**MATERIAL PROVIDED:**
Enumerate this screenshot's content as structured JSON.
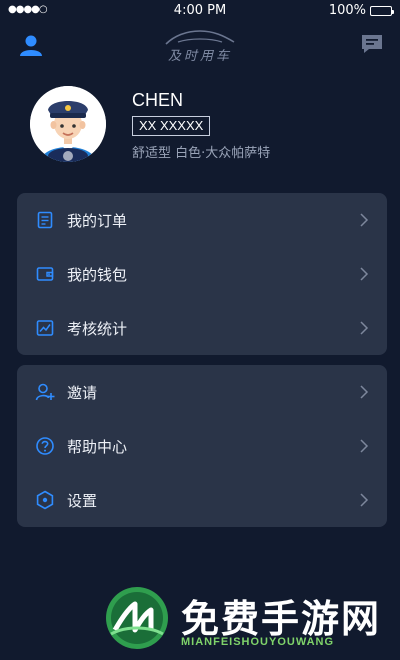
{
  "status_bar": {
    "signal": "●●●●○",
    "time": "4:00 PM",
    "battery": "100%",
    "battery_level": 1.0
  },
  "header": {
    "brand": "及时用车"
  },
  "profile": {
    "name": "CHEN",
    "plate": "XX XXXXX",
    "car": "舒适型 白色·大众帕萨特"
  },
  "menu_group_1": {
    "items": [
      {
        "label": "我的订单",
        "icon": "order-icon"
      },
      {
        "label": "我的钱包",
        "icon": "wallet-icon"
      },
      {
        "label": "考核统计",
        "icon": "stats-icon"
      }
    ]
  },
  "menu_group_2": {
    "items": [
      {
        "label": "邀请",
        "icon": "invite-icon"
      },
      {
        "label": "帮助中心",
        "icon": "help-icon"
      },
      {
        "label": "设置",
        "icon": "settings-icon"
      }
    ]
  },
  "watermark": {
    "title": "免费手游网",
    "subtitle": "MIANFEISHOUYOUWANG"
  },
  "colors": {
    "background": "#111a2e",
    "card": "#2a3448",
    "accent": "#2f8cff"
  }
}
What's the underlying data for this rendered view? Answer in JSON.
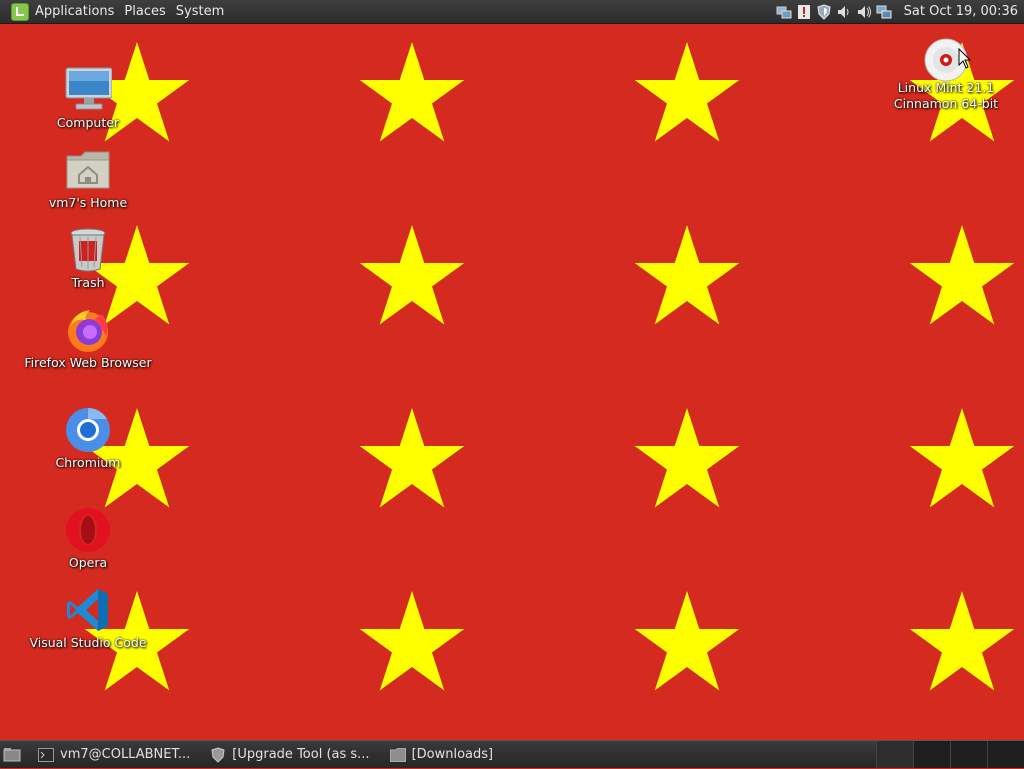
{
  "top_panel": {
    "menus": [
      "Applications",
      "Places",
      "System"
    ],
    "tray_icons": [
      "network-icon",
      "update-manager-icon",
      "shield-icon",
      "volume-icon",
      "speaker-icon",
      "network-wired-icon"
    ],
    "clock": "Sat Oct 19, 00:36"
  },
  "wallpaper": {
    "background_color": "#d42a1f",
    "star_color": "#ffff00"
  },
  "desktop_icons": {
    "computer": "Computer",
    "home": "vm7's Home",
    "trash": "Trash",
    "firefox": "Firefox Web Browser",
    "chromium": "Chromium",
    "opera": "Opera",
    "vscode": "Visual Studio Code",
    "disc_line1": "Linux Mint 21.1",
    "disc_line2": "Cinnamon 64-bit"
  },
  "taskbar": {
    "tasks": [
      {
        "label": "vm7@COLLABNET...",
        "icon": "terminal-icon"
      },
      {
        "label": "[Upgrade Tool (as s...",
        "icon": "shield-icon"
      },
      {
        "label": "[Downloads]",
        "icon": "folder-icon"
      }
    ]
  }
}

**YOUR INSTRUCTIONS:** Reproduce the material above in full, exactly, with no images.

**RESULT BELOW:**
Enumerate this screenshot's content as structured JSON.
{
  "status_bar": {
    "signal": "●●●●○",
    "time": "4:00 PM",
    "battery": "100%",
    "battery_level": 1.0
  },
  "header": {
    "brand": "及时用车"
  },
  "profile": {
    "name": "CHEN",
    "plate": "XX XXXXX",
    "car": "舒适型 白色·大众帕萨特"
  },
  "menu_group_1": {
    "items": [
      {
        "label": "我的订单",
        "icon": "order-icon"
      },
      {
        "label": "我的钱包",
        "icon": "wallet-icon"
      },
      {
        "label": "考核统计",
        "icon": "stats-icon"
      }
    ]
  },
  "menu_group_2": {
    "items": [
      {
        "label": "邀请",
        "icon": "invite-icon"
      },
      {
        "label": "帮助中心",
        "icon": "help-icon"
      },
      {
        "label": "设置",
        "icon": "settings-icon"
      }
    ]
  },
  "watermark": {
    "title": "免费手游网",
    "subtitle": "MIANFEISHOUYOUWANG"
  },
  "colors": {
    "background": "#111a2e",
    "card": "#2a3448",
    "accent": "#2f8cff"
  }
}
What's the underlying data for this rendered view? Answer in JSON.
{
  "top_panel": {
    "menus": [
      "Applications",
      "Places",
      "System"
    ],
    "tray_icons": [
      "network-icon",
      "update-manager-icon",
      "shield-icon",
      "volume-icon",
      "speaker-icon",
      "network-wired-icon"
    ],
    "clock": "Sat Oct 19, 00:36"
  },
  "wallpaper": {
    "background_color": "#d42a1f",
    "star_color": "#ffff00"
  },
  "desktop_icons": {
    "computer": "Computer",
    "home": "vm7's Home",
    "trash": "Trash",
    "firefox": "Firefox Web Browser",
    "chromium": "Chromium",
    "opera": "Opera",
    "vscode": "Visual Studio Code",
    "disc_line1": "Linux Mint 21.1",
    "disc_line2": "Cinnamon 64-bit"
  },
  "taskbar": {
    "tasks": [
      {
        "label": "vm7@COLLABNET...",
        "icon": "terminal-icon"
      },
      {
        "label": "[Upgrade Tool (as s...",
        "icon": "shield-icon"
      },
      {
        "label": "[Downloads]",
        "icon": "folder-icon"
      }
    ]
  }
}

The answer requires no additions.